● **Exercise**
Select the lines below containing the word "HILL".

● **Material shown**

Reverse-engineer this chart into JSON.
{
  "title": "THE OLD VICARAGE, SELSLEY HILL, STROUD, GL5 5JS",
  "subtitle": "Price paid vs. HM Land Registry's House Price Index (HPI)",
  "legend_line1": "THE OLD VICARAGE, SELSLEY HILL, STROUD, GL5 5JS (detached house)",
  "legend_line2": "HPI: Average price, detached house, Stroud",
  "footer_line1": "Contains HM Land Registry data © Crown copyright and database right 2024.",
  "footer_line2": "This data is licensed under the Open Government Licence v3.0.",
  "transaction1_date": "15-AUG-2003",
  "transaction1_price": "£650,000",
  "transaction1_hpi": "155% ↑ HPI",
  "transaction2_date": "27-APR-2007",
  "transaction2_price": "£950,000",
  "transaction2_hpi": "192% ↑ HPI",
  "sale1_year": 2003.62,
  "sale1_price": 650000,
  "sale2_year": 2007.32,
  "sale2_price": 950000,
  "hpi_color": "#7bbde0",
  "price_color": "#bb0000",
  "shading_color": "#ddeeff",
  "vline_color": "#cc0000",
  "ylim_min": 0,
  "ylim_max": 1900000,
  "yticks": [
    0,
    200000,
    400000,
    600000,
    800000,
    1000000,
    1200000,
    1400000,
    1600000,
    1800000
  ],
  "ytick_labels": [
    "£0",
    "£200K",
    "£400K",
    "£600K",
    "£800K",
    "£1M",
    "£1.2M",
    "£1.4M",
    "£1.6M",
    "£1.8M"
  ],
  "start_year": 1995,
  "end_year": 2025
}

● **The result**
  "title": "THE OLD VICARAGE, SELSLEY HILL, STROUD, GL5 5JS",
  "legend_line1": "THE OLD VICARAGE, SELSLEY HILL, STROUD, GL5 5JS (detached house)",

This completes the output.